What this task involves - Quote, without change, all of the lines that follow.

Material to process -
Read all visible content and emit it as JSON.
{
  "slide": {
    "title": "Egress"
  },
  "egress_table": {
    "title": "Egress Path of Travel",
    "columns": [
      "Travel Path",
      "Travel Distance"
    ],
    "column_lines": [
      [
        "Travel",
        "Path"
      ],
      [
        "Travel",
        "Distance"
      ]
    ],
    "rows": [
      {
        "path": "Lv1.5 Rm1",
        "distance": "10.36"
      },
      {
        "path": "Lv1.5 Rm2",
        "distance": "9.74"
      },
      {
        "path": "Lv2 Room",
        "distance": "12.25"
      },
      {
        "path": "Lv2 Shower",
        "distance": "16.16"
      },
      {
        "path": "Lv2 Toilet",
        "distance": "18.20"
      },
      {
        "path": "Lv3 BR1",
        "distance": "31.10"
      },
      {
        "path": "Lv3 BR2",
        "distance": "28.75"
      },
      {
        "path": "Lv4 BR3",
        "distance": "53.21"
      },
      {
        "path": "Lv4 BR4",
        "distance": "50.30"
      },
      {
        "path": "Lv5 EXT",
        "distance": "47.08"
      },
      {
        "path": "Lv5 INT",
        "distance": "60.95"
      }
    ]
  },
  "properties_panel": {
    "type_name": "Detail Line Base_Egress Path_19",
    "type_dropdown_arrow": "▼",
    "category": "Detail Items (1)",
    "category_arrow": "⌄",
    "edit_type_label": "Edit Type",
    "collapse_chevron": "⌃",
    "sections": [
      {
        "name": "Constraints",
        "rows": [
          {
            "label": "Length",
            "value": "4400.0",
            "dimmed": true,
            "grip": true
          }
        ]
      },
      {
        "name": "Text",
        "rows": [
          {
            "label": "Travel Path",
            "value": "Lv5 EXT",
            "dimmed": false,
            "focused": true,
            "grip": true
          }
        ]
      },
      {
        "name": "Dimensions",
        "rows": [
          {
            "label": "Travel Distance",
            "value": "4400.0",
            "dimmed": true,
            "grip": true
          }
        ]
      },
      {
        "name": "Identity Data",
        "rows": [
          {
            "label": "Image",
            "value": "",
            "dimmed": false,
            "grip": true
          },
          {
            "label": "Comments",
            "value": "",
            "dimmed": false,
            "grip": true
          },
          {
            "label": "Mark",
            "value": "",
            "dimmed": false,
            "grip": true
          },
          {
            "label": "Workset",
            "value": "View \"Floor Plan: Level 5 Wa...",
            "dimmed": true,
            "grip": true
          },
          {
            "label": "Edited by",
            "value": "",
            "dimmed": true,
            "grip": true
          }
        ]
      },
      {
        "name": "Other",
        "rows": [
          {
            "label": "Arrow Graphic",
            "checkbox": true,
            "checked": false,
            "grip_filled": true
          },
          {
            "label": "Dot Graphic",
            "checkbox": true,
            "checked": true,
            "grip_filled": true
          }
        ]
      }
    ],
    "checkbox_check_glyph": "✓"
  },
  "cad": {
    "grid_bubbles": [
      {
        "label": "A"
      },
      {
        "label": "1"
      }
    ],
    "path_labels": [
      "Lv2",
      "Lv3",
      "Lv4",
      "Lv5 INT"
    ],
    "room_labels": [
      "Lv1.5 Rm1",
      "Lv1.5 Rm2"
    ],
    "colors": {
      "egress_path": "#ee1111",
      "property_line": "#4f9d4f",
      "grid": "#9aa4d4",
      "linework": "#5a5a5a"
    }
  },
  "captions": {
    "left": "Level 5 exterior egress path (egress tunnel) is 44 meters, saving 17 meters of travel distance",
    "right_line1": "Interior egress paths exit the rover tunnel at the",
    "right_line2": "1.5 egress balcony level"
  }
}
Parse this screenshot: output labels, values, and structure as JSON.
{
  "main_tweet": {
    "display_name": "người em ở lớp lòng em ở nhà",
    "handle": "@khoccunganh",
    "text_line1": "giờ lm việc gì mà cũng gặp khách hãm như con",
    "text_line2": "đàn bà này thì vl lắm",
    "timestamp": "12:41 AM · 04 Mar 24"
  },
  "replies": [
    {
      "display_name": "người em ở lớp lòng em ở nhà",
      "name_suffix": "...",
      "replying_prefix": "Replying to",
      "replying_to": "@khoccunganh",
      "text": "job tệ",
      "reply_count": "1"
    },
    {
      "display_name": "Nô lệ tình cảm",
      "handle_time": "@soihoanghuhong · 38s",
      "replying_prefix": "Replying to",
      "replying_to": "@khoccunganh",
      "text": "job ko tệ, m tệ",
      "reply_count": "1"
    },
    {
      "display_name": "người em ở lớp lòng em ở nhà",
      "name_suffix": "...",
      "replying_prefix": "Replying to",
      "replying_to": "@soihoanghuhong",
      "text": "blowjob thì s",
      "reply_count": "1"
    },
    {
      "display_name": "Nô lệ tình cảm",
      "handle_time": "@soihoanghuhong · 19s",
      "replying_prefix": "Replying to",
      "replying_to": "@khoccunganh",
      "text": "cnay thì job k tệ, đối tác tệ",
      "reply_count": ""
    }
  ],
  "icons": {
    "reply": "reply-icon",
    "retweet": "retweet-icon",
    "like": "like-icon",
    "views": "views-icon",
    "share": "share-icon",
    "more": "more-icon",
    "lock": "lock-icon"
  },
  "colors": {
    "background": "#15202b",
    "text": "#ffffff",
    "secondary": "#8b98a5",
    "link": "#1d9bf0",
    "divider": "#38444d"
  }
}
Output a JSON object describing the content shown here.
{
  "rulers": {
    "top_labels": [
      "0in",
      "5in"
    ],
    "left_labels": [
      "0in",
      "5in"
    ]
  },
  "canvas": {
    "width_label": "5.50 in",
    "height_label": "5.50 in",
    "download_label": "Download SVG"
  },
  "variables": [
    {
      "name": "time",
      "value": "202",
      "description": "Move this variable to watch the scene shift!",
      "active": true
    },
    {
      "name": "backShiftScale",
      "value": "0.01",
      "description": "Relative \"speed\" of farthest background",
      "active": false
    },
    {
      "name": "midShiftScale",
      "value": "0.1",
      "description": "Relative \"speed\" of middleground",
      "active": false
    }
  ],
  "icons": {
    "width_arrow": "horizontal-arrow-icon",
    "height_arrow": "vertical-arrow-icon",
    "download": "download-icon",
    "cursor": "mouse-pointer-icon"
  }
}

Reply to the task -
Read all visible content and emit it as JSON.
{
  "slide": {
    "title": "Egress"
  },
  "egress_table": {
    "title": "Egress Path of Travel",
    "columns": [
      "Travel Path",
      "Travel Distance"
    ],
    "column_lines": [
      [
        "Travel",
        "Path"
      ],
      [
        "Travel",
        "Distance"
      ]
    ],
    "rows": [
      {
        "path": "Lv1.5 Rm1",
        "distance": "10.36"
      },
      {
        "path": "Lv1.5 Rm2",
        "distance": "9.74"
      },
      {
        "path": "Lv2 Room",
        "distance": "12.25"
      },
      {
        "path": "Lv2 Shower",
        "distance": "16.16"
      },
      {
        "path": "Lv2 Toilet",
        "distance": "18.20"
      },
      {
        "path": "Lv3 BR1",
        "distance": "31.10"
      },
      {
        "path": "Lv3 BR2",
        "distance": "28.75"
      },
      {
        "path": "Lv4 BR3",
        "distance": "53.21"
      },
      {
        "path": "Lv4 BR4",
        "distance": "50.30"
      },
      {
        "path": "Lv5 EXT",
        "distance": "47.08"
      },
      {
        "path": "Lv5 INT",
        "distance": "60.95"
      }
    ]
  },
  "properties_panel": {
    "type_name": "Detail Line Base_Egress Path_19",
    "type_dropdown_arrow": "▼",
    "category": "Detail Items (1)",
    "category_arrow": "⌄",
    "edit_type_label": "Edit Type",
    "collapse_chevron": "⌃",
    "sections": [
      {
        "name": "Constraints",
        "rows": [
          {
            "label": "Length",
            "value": "4400.0",
            "dimmed": true,
            "grip": true
          }
        ]
      },
      {
        "name": "Text",
        "rows": [
          {
            "label": "Travel Path",
            "value": "Lv5 EXT",
            "dimmed": false,
            "focused": true,
            "grip": true
          }
        ]
      },
      {
        "name": "Dimensions",
        "rows": [
          {
            "label": "Travel Distance",
            "value": "4400.0",
            "dimmed": true,
            "grip": true
          }
        ]
      },
      {
        "name": "Identity Data",
        "rows": [
          {
            "label": "Image",
            "value": "",
            "dimmed": false,
            "grip": true
          },
          {
            "label": "Comments",
            "value": "",
            "dimmed": false,
            "grip": true
          },
          {
            "label": "Mark",
            "value": "",
            "dimmed": false,
            "grip": true
          },
          {
            "label": "Workset",
            "value": "View \"Floor Plan: Level 5 Wa...",
            "dimmed": true,
            "grip": true
          },
          {
            "label": "Edited by",
            "value": "",
            "dimmed": true,
            "grip": true
          }
        ]
      },
      {
        "name": "Other",
        "rows": [
          {
            "label": "Arrow Graphic",
            "checkbox": true,
            "checked": false,
            "grip_filled": true
          },
          {
            "label": "Dot Graphic",
            "checkbox": true,
            "checked": true,
            "grip_filled": true
          }
        ]
      }
    ],
    "checkbox_check_glyph": "✓"
  },
  "cad": {
    "grid_bubbles": [
      {
        "label": "A"
      },
      {
        "label": "1"
      }
    ],
    "path_labels": [
      "Lv2",
      "Lv3",
      "Lv4",
      "Lv5 INT"
    ],
    "room_labels": [
      "Lv1.5 Rm1",
      "Lv1.5 Rm2"
    ],
    "colors": {
      "egress_path": "#ee1111",
      "property_line": "#4f9d4f",
      "grid": "#9aa4d4",
      "linework": "#5a5a5a"
    }
  },
  "captions": {
    "left": "Level 5 exterior egress path (egress tunnel) is 44 meters, saving 17 meters of travel distance",
    "right_line1": "Interior egress paths exit the rover tunnel at the",
    "right_line2": "1.5 egress balcony level"
  }
}
Parse this screenshot: output labels, values, and structure as JSON.
{
  "main_tweet": {
    "display_name": "người em ở lớp lòng em ở nhà",
    "handle": "@khoccunganh",
    "text_line1": "giờ lm việc gì mà cũng gặp khách hãm như con",
    "text_line2": "đàn bà này thì vl lắm",
    "timestamp": "12:41 AM · 04 Mar 24"
  },
  "replies": [
    {
      "display_name": "người em ở lớp lòng em ở nhà",
      "name_suffix": "...",
      "replying_prefix": "Replying to",
      "replying_to": "@khoccunganh",
      "text": "job tệ",
      "reply_count": "1"
    },
    {
      "display_name": "Nô lệ tình cảm",
      "handle_time": "@soihoanghuhong · 38s",
      "replying_prefix": "Replying to",
      "replying_to": "@khoccunganh",
      "text": "job ko tệ, m tệ",
      "reply_count": "1"
    },
    {
      "display_name": "người em ở lớp lòng em ở nhà",
      "name_suffix": "...",
      "replying_prefix": "Replying to",
      "replying_to": "@soihoanghuhong",
      "text": "blowjob thì s",
      "reply_count": "1"
    },
    {
      "display_name": "Nô lệ tình cảm",
      "handle_time": "@soihoanghuhong · 19s",
      "replying_prefix": "Replying to",
      "replying_to": "@khoccunganh",
      "text": "cnay thì job k tệ, đối tác tệ",
      "reply_count": ""
    }
  ],
  "icons": {
    "reply": "reply-icon",
    "retweet": "retweet-icon",
    "like": "like-icon",
    "views": "views-icon",
    "share": "share-icon",
    "more": "more-icon",
    "lock": "lock-icon"
  },
  "colors": {
    "background": "#15202b",
    "text": "#ffffff",
    "secondary": "#8b98a5",
    "link": "#1d9bf0",
    "divider": "#38444d"
  }
}
Output a JSON object describing the content shown here.
{
  "rulers": {
    "top_labels": [
      "0in",
      "5in"
    ],
    "left_labels": [
      "0in",
      "5in"
    ]
  },
  "canvas": {
    "width_label": "5.50 in",
    "height_label": "5.50 in",
    "download_label": "Download SVG"
  },
  "variables": [
    {
      "name": "time",
      "value": "202",
      "description": "Move this variable to watch the scene shift!",
      "active": true
    },
    {
      "name": "backShiftScale",
      "value": "0.01",
      "description": "Relative \"speed\" of farthest background",
      "active": false
    },
    {
      "name": "midShiftScale",
      "value": "0.1",
      "description": "Relative \"speed\" of middleground",
      "active": false
    }
  ],
  "icons": {
    "width_arrow": "horizontal-arrow-icon",
    "height_arrow": "vertical-arrow-icon",
    "download": "download-icon",
    "cursor": "mouse-pointer-icon"
  }
}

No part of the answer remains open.